> **Job**:
Determine which lines of the records include the word "timestamp", and copy them.

Items from a data source:
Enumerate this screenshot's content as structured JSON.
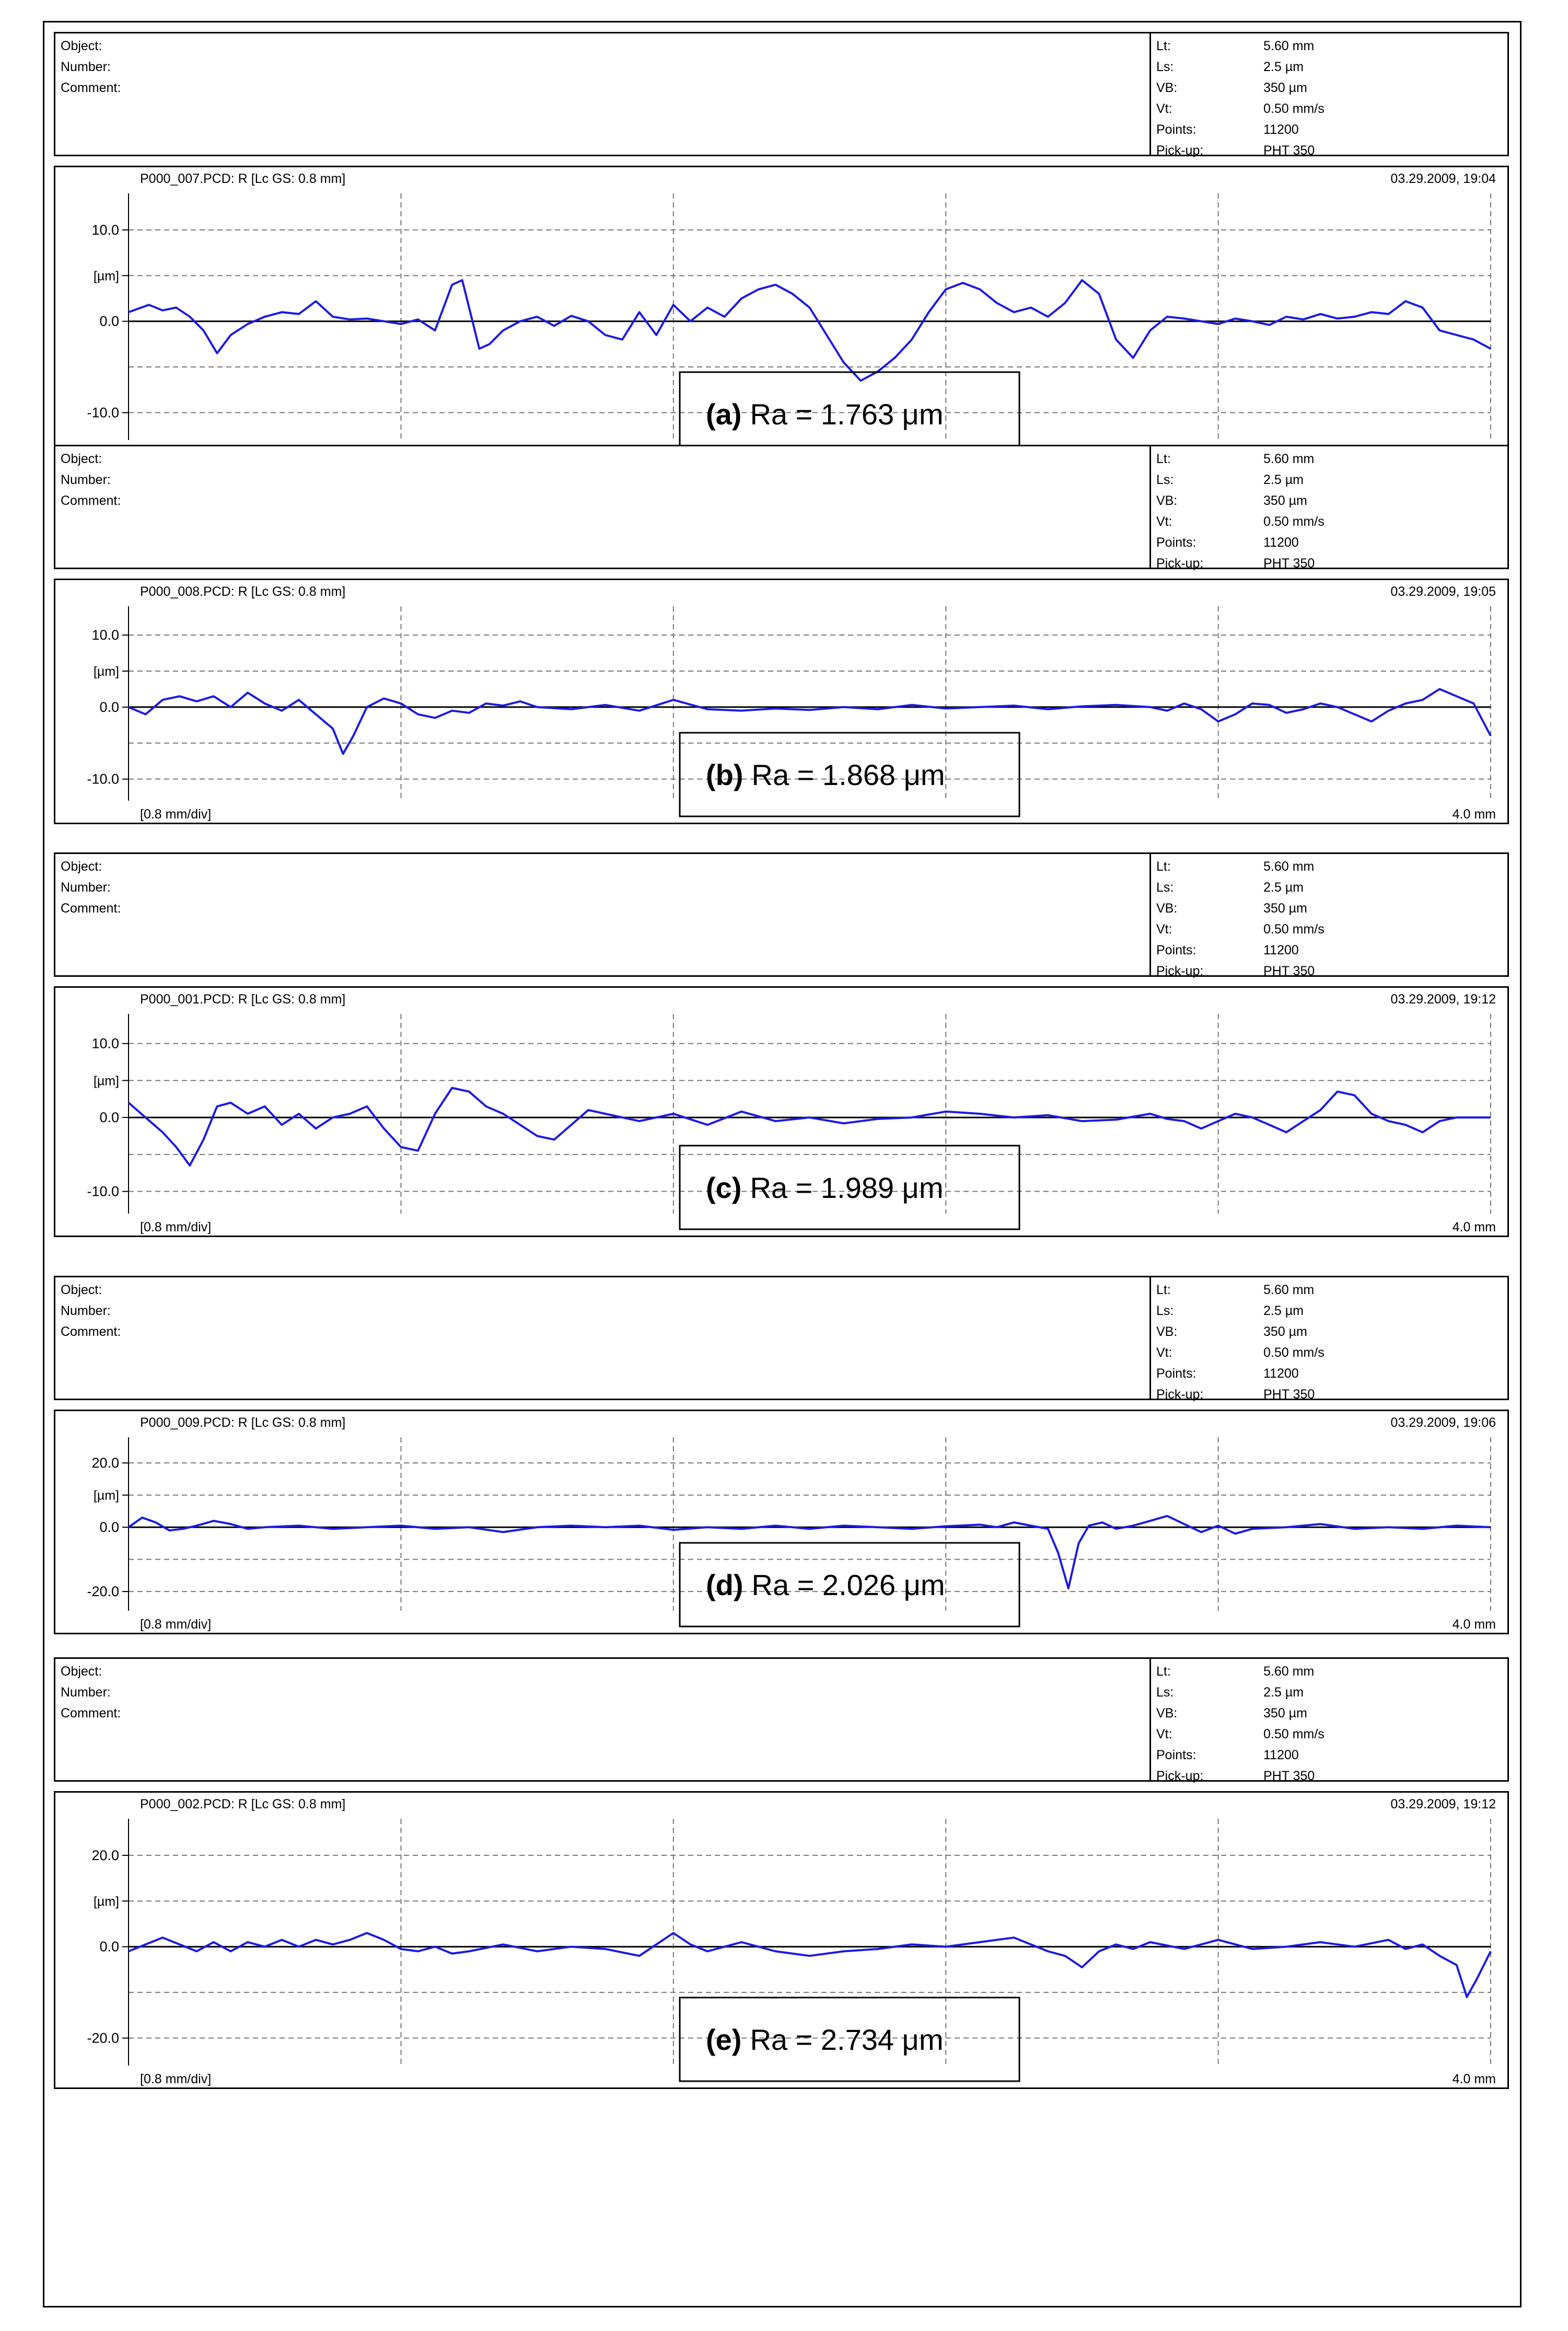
{
  "units_label": "[µm]",
  "div_label": "[0.8 mm/div]",
  "end_label": "4.0 mm",
  "meta_labels": [
    "Object:",
    "Number:",
    "Comment:"
  ],
  "param_names": [
    "Lt:",
    "Ls:",
    "VB:",
    "Vt:",
    "Points:",
    "Pick-up:"
  ],
  "chart_data": [
    {
      "type": "line",
      "title": "P000_007.PCD: R [Lc GS: 0.8 mm]",
      "timestamp": "03.29.2009, 19:04",
      "params": [
        "5.60 mm",
        "2.5 µm",
        "350 µm",
        "0.50 mm/s",
        "11200",
        "PHT 350"
      ],
      "yticks": [
        "10.0",
        "0.0",
        "-10.0"
      ],
      "ylim": [
        -13,
        14
      ],
      "xlim": [
        0,
        4.0
      ],
      "caption_label": "(a)",
      "caption_value": "Ra = 1.763 μm",
      "x": [
        0,
        0.06,
        0.1,
        0.14,
        0.18,
        0.22,
        0.26,
        0.3,
        0.35,
        0.4,
        0.45,
        0.5,
        0.55,
        0.6,
        0.65,
        0.7,
        0.75,
        0.8,
        0.85,
        0.9,
        0.95,
        0.98,
        1.0,
        1.03,
        1.06,
        1.1,
        1.15,
        1.2,
        1.25,
        1.3,
        1.35,
        1.4,
        1.45,
        1.5,
        1.55,
        1.6,
        1.65,
        1.7,
        1.75,
        1.8,
        1.85,
        1.9,
        1.95,
        2.0,
        2.05,
        2.1,
        2.15,
        2.2,
        2.25,
        2.3,
        2.35,
        2.4,
        2.45,
        2.5,
        2.55,
        2.6,
        2.65,
        2.7,
        2.75,
        2.8,
        2.85,
        2.9,
        2.95,
        3.0,
        3.05,
        3.1,
        3.15,
        3.2,
        3.25,
        3.3,
        3.35,
        3.4,
        3.45,
        3.5,
        3.55,
        3.6,
        3.65,
        3.7,
        3.75,
        3.8,
        3.85,
        3.9,
        3.95,
        4.0
      ],
      "y": [
        1.0,
        1.8,
        1.2,
        1.5,
        0.5,
        -1.0,
        -3.5,
        -1.5,
        -0.3,
        0.5,
        1.0,
        0.8,
        2.2,
        0.5,
        0.2,
        0.3,
        0.0,
        -0.3,
        0.2,
        -1.0,
        4.0,
        4.5,
        1.5,
        -3.0,
        -2.5,
        -1.0,
        0.0,
        0.5,
        -0.5,
        0.6,
        0.0,
        -1.5,
        -2.0,
        1.0,
        -1.5,
        1.8,
        0.0,
        1.5,
        0.5,
        2.5,
        3.5,
        4.0,
        3.0,
        1.5,
        -1.5,
        -4.5,
        -6.5,
        -5.5,
        -4.0,
        -2.0,
        1.0,
        3.5,
        4.2,
        3.5,
        2.0,
        1.0,
        1.5,
        0.5,
        2.0,
        4.5,
        3.0,
        -2.0,
        -4.0,
        -1.0,
        0.5,
        0.3,
        0.0,
        -0.3,
        0.3,
        0.0,
        -0.4,
        0.5,
        0.2,
        0.8,
        0.3,
        0.5,
        1.0,
        0.8,
        2.2,
        1.5,
        -1.0,
        -1.5,
        -2.0,
        -3.0
      ]
    },
    {
      "type": "line",
      "title": "P000_008.PCD: R [Lc GS: 0.8 mm]",
      "timestamp": "03.29.2009, 19:05",
      "params": [
        "5.60 mm",
        "2.5 µm",
        "350 µm",
        "0.50 mm/s",
        "11200",
        "PHT 350"
      ],
      "yticks": [
        "10.0",
        "0.0",
        "-10.0"
      ],
      "ylim": [
        -13,
        14
      ],
      "xlim": [
        0,
        4.0
      ],
      "caption_label": "(b)",
      "caption_value": "Ra = 1.868 μm",
      "x": [
        0,
        0.05,
        0.1,
        0.15,
        0.2,
        0.25,
        0.3,
        0.35,
        0.4,
        0.45,
        0.5,
        0.55,
        0.6,
        0.63,
        0.66,
        0.7,
        0.75,
        0.8,
        0.85,
        0.9,
        0.95,
        1.0,
        1.05,
        1.1,
        1.15,
        1.2,
        1.3,
        1.4,
        1.5,
        1.6,
        1.7,
        1.8,
        1.9,
        2.0,
        2.1,
        2.2,
        2.3,
        2.4,
        2.5,
        2.6,
        2.7,
        2.8,
        2.9,
        3.0,
        3.05,
        3.1,
        3.15,
        3.2,
        3.25,
        3.3,
        3.35,
        3.4,
        3.45,
        3.5,
        3.55,
        3.6,
        3.65,
        3.7,
        3.75,
        3.8,
        3.85,
        3.9,
        3.95,
        4.0
      ],
      "y": [
        0.0,
        -1.0,
        1.0,
        1.5,
        0.8,
        1.5,
        0.0,
        2.0,
        0.5,
        -0.5,
        1.0,
        -1.0,
        -3.0,
        -6.5,
        -4.0,
        0.0,
        1.2,
        0.5,
        -1.0,
        -1.5,
        -0.5,
        -0.8,
        0.5,
        0.2,
        0.8,
        0.0,
        -0.3,
        0.3,
        -0.5,
        1.0,
        -0.3,
        -0.5,
        -0.2,
        -0.4,
        0.0,
        -0.3,
        0.3,
        -0.2,
        0.0,
        0.2,
        -0.3,
        0.1,
        0.3,
        0.0,
        -0.5,
        0.5,
        -0.3,
        -2.0,
        -1.0,
        0.5,
        0.3,
        -0.8,
        -0.3,
        0.5,
        0.0,
        -1.0,
        -2.0,
        -0.5,
        0.5,
        1.0,
        2.5,
        1.5,
        0.5,
        -4.0
      ]
    },
    {
      "type": "line",
      "title": "P000_001.PCD: R [Lc GS: 0.8 mm]",
      "timestamp": "03.29.2009, 19:12",
      "params": [
        "5.60 mm",
        "2.5 µm",
        "350 µm",
        "0.50 mm/s",
        "11200",
        "PHT 350"
      ],
      "yticks": [
        "10.0",
        "0.0",
        "-10.0"
      ],
      "ylim": [
        -13,
        14
      ],
      "xlim": [
        0,
        4.0
      ],
      "caption_label": "(c)",
      "caption_value": "Ra = 1.989 μm",
      "x": [
        0,
        0.05,
        0.1,
        0.14,
        0.18,
        0.22,
        0.26,
        0.3,
        0.35,
        0.4,
        0.45,
        0.5,
        0.55,
        0.6,
        0.65,
        0.7,
        0.75,
        0.8,
        0.85,
        0.9,
        0.95,
        1.0,
        1.05,
        1.1,
        1.15,
        1.2,
        1.25,
        1.3,
        1.35,
        1.4,
        1.45,
        1.5,
        1.55,
        1.6,
        1.7,
        1.8,
        1.9,
        2.0,
        2.1,
        2.2,
        2.3,
        2.4,
        2.5,
        2.6,
        2.7,
        2.8,
        2.9,
        3.0,
        3.05,
        3.1,
        3.15,
        3.2,
        3.25,
        3.3,
        3.35,
        3.4,
        3.45,
        3.5,
        3.55,
        3.6,
        3.65,
        3.7,
        3.75,
        3.8,
        3.85,
        3.9,
        4.0
      ],
      "y": [
        2.0,
        0.0,
        -2.0,
        -4.0,
        -6.5,
        -3.0,
        1.5,
        2.0,
        0.5,
        1.5,
        -1.0,
        0.5,
        -1.5,
        0.0,
        0.5,
        1.5,
        -1.5,
        -4.0,
        -4.5,
        0.5,
        4.0,
        3.5,
        1.5,
        0.5,
        -1.0,
        -2.5,
        -3.0,
        -1.0,
        1.0,
        0.5,
        0.0,
        -0.5,
        0.0,
        0.5,
        -1.0,
        0.8,
        -0.5,
        0.0,
        -0.8,
        -0.2,
        0.0,
        0.8,
        0.5,
        0.0,
        0.3,
        -0.5,
        -0.3,
        0.5,
        -0.2,
        -0.5,
        -1.5,
        -0.5,
        0.5,
        0.0,
        -1.0,
        -2.0,
        -0.5,
        1.0,
        3.5,
        3.0,
        0.5,
        -0.5,
        -1.0,
        -2.0,
        -0.5,
        0.0,
        0.0
      ]
    },
    {
      "type": "line",
      "title": "P000_009.PCD: R [Lc GS: 0.8 mm]",
      "timestamp": "03.29.2009, 19:06",
      "params": [
        "5.60 mm",
        "2.5 µm",
        "350 µm",
        "0.50 mm/s",
        "11200",
        "PHT 350"
      ],
      "yticks": [
        "20.0",
        "0.0",
        "-20.0"
      ],
      "ylim": [
        -26,
        28
      ],
      "xlim": [
        0,
        4.0
      ],
      "caption_label": "(d)",
      "caption_value": "Ra = 2.026 μm",
      "x": [
        0,
        0.04,
        0.08,
        0.12,
        0.16,
        0.2,
        0.25,
        0.3,
        0.35,
        0.4,
        0.5,
        0.6,
        0.7,
        0.8,
        0.9,
        1.0,
        1.1,
        1.2,
        1.3,
        1.4,
        1.5,
        1.6,
        1.7,
        1.8,
        1.9,
        2.0,
        2.1,
        2.2,
        2.3,
        2.4,
        2.5,
        2.55,
        2.6,
        2.65,
        2.7,
        2.73,
        2.76,
        2.79,
        2.82,
        2.86,
        2.9,
        2.95,
        3.0,
        3.05,
        3.1,
        3.15,
        3.2,
        3.25,
        3.3,
        3.4,
        3.5,
        3.6,
        3.7,
        3.8,
        3.9,
        4.0
      ],
      "y": [
        0.0,
        3.0,
        1.5,
        -1.0,
        -0.5,
        0.5,
        2.0,
        1.0,
        -0.5,
        0.0,
        0.5,
        -0.5,
        0.0,
        0.5,
        -0.5,
        0.0,
        -1.5,
        0.0,
        0.5,
        0.0,
        0.5,
        -0.8,
        0.0,
        -0.5,
        0.5,
        -0.5,
        0.5,
        0.0,
        -0.5,
        0.3,
        0.8,
        0.0,
        1.5,
        0.5,
        -0.5,
        -8.0,
        -19.0,
        -5.0,
        0.5,
        1.5,
        -0.5,
        0.5,
        2.0,
        3.5,
        1.0,
        -1.5,
        0.5,
        -2.0,
        -0.5,
        0.0,
        1.0,
        -0.5,
        0.0,
        -0.5,
        0.5,
        0.0
      ]
    },
    {
      "type": "line",
      "title": "P000_002.PCD: R [Lc GS: 0.8 mm]",
      "timestamp": "03.29.2009, 19:12",
      "params": [
        "5.60 mm",
        "2.5 µm",
        "350 µm",
        "0.50 mm/s",
        "11200",
        "PHT 350"
      ],
      "yticks": [
        "20.0",
        "0.0",
        "-20.0"
      ],
      "ylim": [
        -26,
        28
      ],
      "xlim": [
        0,
        4.0
      ],
      "caption_label": "(e)",
      "caption_value": "Ra = 2.734 μm",
      "x": [
        0,
        0.05,
        0.1,
        0.15,
        0.2,
        0.25,
        0.3,
        0.35,
        0.4,
        0.45,
        0.5,
        0.55,
        0.6,
        0.65,
        0.7,
        0.75,
        0.8,
        0.85,
        0.9,
        0.95,
        1.0,
        1.1,
        1.2,
        1.3,
        1.4,
        1.5,
        1.55,
        1.6,
        1.65,
        1.7,
        1.8,
        1.9,
        2.0,
        2.1,
        2.2,
        2.3,
        2.4,
        2.5,
        2.6,
        2.65,
        2.7,
        2.75,
        2.8,
        2.85,
        2.9,
        2.95,
        3.0,
        3.1,
        3.2,
        3.3,
        3.4,
        3.5,
        3.6,
        3.7,
        3.75,
        3.8,
        3.85,
        3.9,
        3.93,
        3.96,
        4.0
      ],
      "y": [
        -1.0,
        0.5,
        2.0,
        0.5,
        -1.0,
        1.0,
        -1.0,
        1.0,
        0.0,
        1.5,
        0.0,
        1.5,
        0.5,
        1.5,
        3.0,
        1.5,
        -0.5,
        -1.0,
        0.0,
        -1.5,
        -1.0,
        0.5,
        -1.0,
        0.0,
        -0.5,
        -2.0,
        0.5,
        3.0,
        0.5,
        -1.0,
        1.0,
        -1.0,
        -2.0,
        -1.0,
        -0.5,
        0.5,
        0.0,
        1.0,
        2.0,
        0.5,
        -1.0,
        -2.0,
        -4.5,
        -1.0,
        0.5,
        -0.5,
        1.0,
        -0.5,
        1.5,
        -0.5,
        0.0,
        1.0,
        0.0,
        1.5,
        -0.5,
        0.5,
        -2.0,
        -4.0,
        -11.0,
        -7.0,
        -1.0
      ]
    }
  ]
}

> **Expected answer**:
      "timestamp": "03.29.2009, 19:04",
      "timestamp": "03.29.2009, 19:05",
      "timestamp": "03.29.2009, 19:12",
      "timestamp": "03.29.2009, 19:06",
      "timestamp": "03.29.2009, 19:12",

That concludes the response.